## begin Exercise material

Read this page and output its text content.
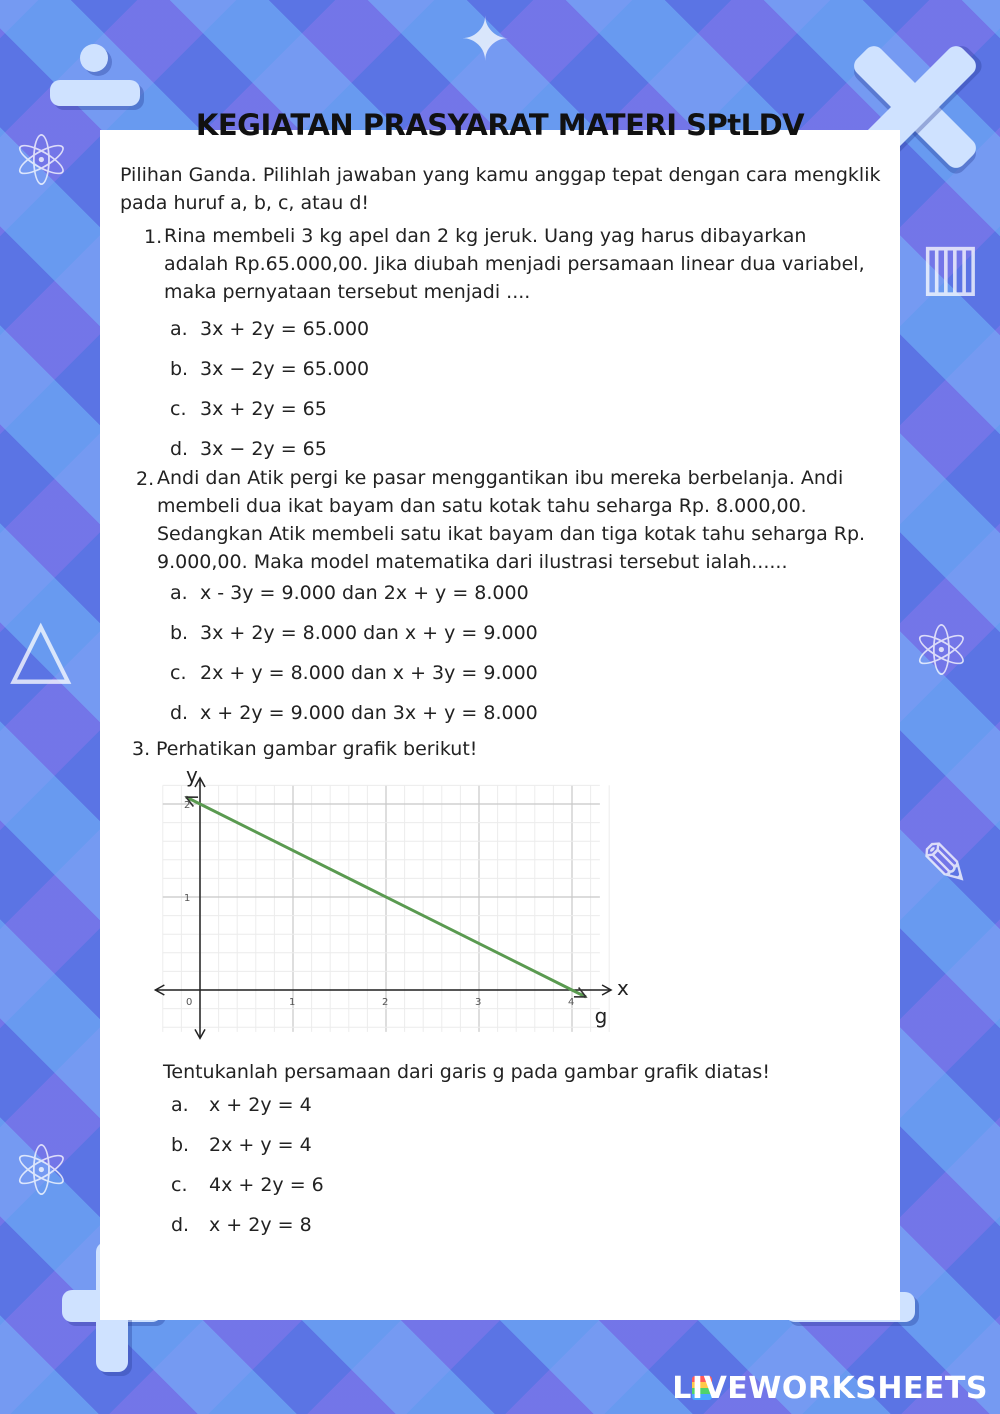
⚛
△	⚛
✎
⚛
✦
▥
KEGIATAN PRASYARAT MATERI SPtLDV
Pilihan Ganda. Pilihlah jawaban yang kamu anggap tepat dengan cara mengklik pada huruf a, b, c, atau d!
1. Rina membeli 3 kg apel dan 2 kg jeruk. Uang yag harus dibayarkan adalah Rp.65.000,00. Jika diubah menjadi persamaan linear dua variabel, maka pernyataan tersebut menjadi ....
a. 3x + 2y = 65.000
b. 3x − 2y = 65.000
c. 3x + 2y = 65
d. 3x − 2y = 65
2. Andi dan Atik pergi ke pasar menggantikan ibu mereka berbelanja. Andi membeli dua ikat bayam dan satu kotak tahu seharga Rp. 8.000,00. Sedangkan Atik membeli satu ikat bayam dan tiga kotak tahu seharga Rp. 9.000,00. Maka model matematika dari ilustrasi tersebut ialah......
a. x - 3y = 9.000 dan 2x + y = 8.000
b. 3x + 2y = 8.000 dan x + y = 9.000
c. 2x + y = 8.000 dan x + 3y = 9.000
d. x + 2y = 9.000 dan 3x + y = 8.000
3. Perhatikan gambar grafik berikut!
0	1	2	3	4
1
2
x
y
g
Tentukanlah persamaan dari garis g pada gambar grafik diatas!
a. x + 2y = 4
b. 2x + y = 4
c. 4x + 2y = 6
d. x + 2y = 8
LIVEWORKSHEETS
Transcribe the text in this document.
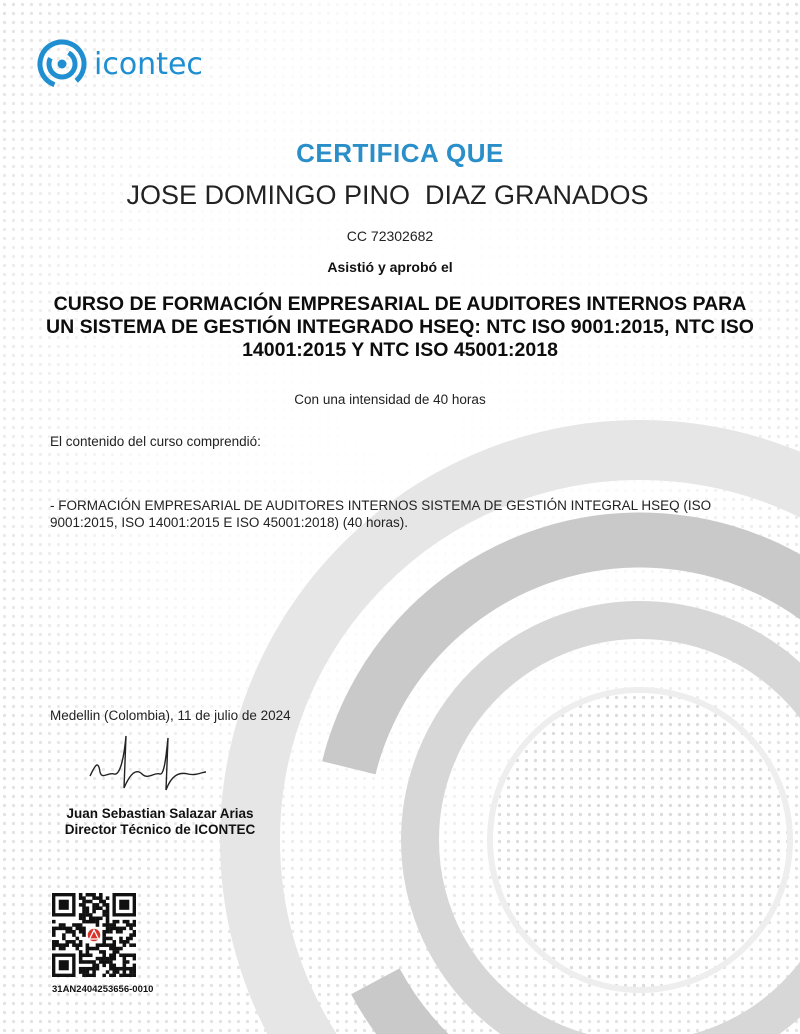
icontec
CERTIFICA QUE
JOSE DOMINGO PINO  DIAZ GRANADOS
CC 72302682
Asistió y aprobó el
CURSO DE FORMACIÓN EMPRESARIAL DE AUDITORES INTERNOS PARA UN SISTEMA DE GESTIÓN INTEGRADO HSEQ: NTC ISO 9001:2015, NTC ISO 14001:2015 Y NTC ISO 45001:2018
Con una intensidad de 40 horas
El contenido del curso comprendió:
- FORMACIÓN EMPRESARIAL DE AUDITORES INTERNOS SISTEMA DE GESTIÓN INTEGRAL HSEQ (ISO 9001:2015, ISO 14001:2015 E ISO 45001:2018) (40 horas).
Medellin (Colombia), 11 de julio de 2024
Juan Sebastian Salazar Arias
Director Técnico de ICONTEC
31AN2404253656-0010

## end Exercise material

Choose all lines containing the string "EMPRESARIAL" and copy them out.

CURSO DE FORMACIÓN EMPRESARIAL DE AUDITORES INTERNOS PARA UN SISTEMA DE GESTIÓN INTEGRADO HSEQ: NTC ISO 9001:2015, NTC ISO 14001:2015 Y NTC ISO 45001:2018
- FORMACIÓN EMPRESARIAL DE AUDITORES INTERNOS SISTEMA DE GESTIÓN INTEGRAL HSEQ (ISO 9001:2015, ISO 14001:2015 E ISO 45001:2018) (40 horas).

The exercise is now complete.